## Input for this task
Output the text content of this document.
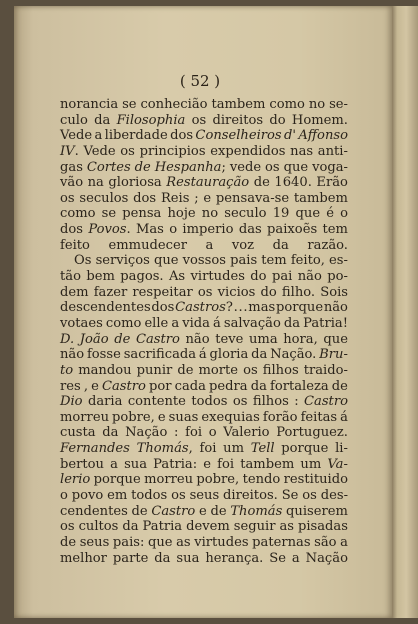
( 52 )
norancia se conhecião tambem como no se-
culo da Filosophia os direitos do Homem.
Vede a liberdade dos Conselheiros d' Affonso
IV. Vede os principios expendidos nas anti-
gas Cortes de Hespanha; vede os que voga-
vão na gloriosa Restauração de 1640. Erão
os seculos dos Reis ; e pensava-se tambem
como se pensa hoje no seculo 19 que é o
dos Povos. Mas o imperio das paixoẽs tem
feito emmudecer a voz da razão.
Os serviços que vossos pais tem feito, es-
tão bem pagos. As virtudes do pai não po-
dem fazer respeitar os vicios do filho. Sois
descendentes dos Castros? . . . mas porque não
votaes como elle a vida á salvação da Patria!
D. João de Castro não teve uma hora, que
não fosse sacrificada á gloria da Nação. Bru-
to mandou punir de morte os filhos traido-
res , e Castro por cada pedra da fortaleza de
Dio daria contente todos os filhos : Castro
morreu pobre, e suas exequias forão feitas á
custa da Nação : foi o Valerio Portuguez.
Fernandes Thomás, foi um Tell porque li-
bertou a sua Patria: e foi tambem um Va-
lerio porque morreu pobre, tendo restituido
o povo em todos os seus direitos. Se os des-
cendentes de Castro e de Thomás quiserem
os cultos da Patria devem seguir as pisadas
de seus pais: que as virtudes paternas são a
melhor parte da sua herança. Se a Nação
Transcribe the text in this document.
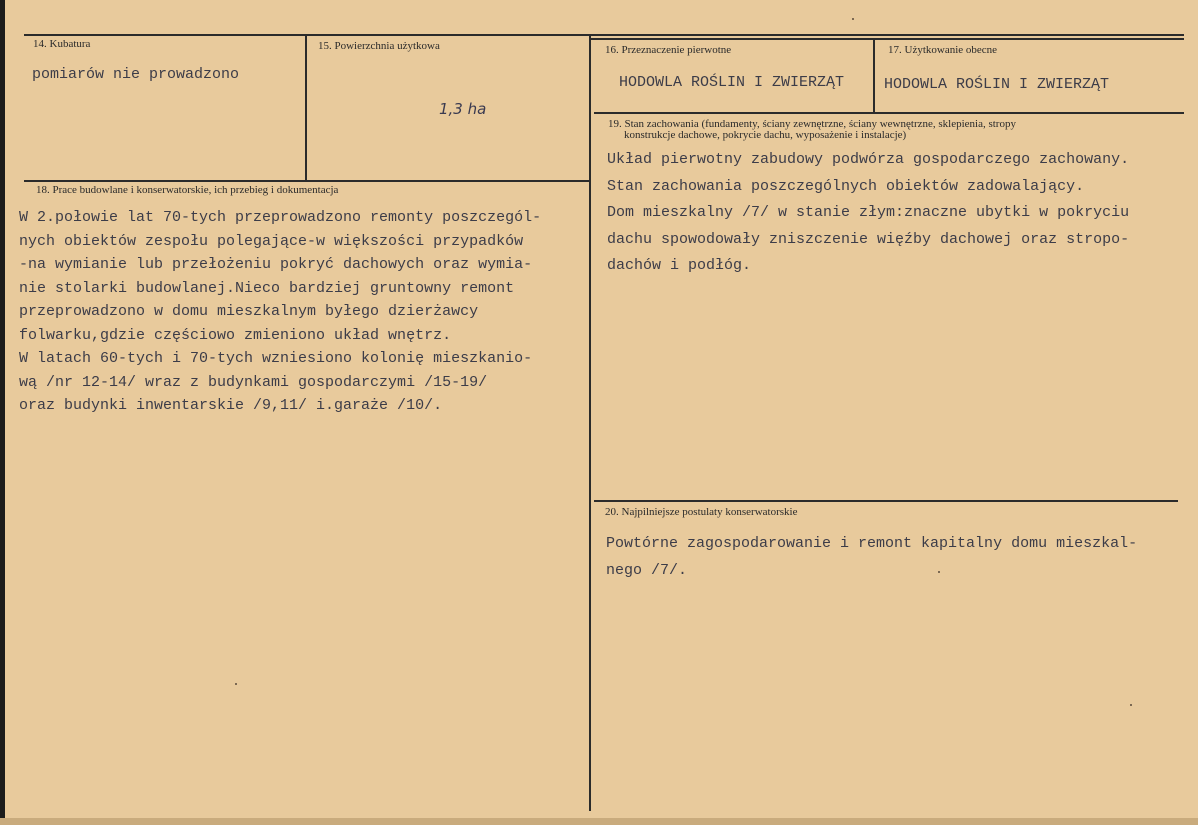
14. Kubatura
pomiarów nie prowadzono
15. Powierzchnia użytkowa
1,3 ha
16. Przeznaczenie pierwotne
HODOWLA ROŚLIN I ZWIERZĄT
17. Użytkowanie obecne
HODOWLA ROŚLIN I ZWIERZĄT
18. Prace budowlane i konserwatorskie, ich przebieg i dokumentacja
W 2.połowie lat 70-tych przeprowadzono remonty poszczegól-
nych obiektów zespołu polegające-w większości przypadków
-na wymianie lub przełożeniu pokryć dachowych oraz wymia-
nie stolarki budowlanej.Nieco bardziej gruntowny remont
przeprowadzono w domu mieszkalnym byłego dzierżawcy
folwarku,gdzie częściowo zmieniono układ wnętrz.
W latach 60-tych i 70-tych wzniesiono kolonię mieszkanio-
wą /nr 12-14/ wraz z budynkami gospodarczymi /15-19/
oraz budynki inwentarskie /9,11/ i.garaże /10/.
19. Stan zachowania (fundamenty, ściany zewnętrzne, ściany wewnętrzne, sklepienia, stropy
konstrukcje dachowe, pokrycie dachu, wyposażenie i instalacje)
Układ pierwotny zabudowy podwórza gospodarczego zachowany.
Stan zachowania poszczególnych obiektów zadowalający.
Dom mieszkalny /7/ w stanie złym:znaczne ubytki w pokryciu
dachu spowodowały zniszczenie więźby dachowej oraz stropo-
dachów i podłóg.
20. Najpilniejsze postulaty konserwatorskie
Powtórne zagospodarowanie i remont kapitalny domu mieszkal-
nego /7/.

## What this task involves
Read the data above. Pull out each line in which the string "Thomás" appears.

## Correct answer
Fernandes Thomás, foi um Tell porque li-
cendentes de Castro e de Thomás quiserem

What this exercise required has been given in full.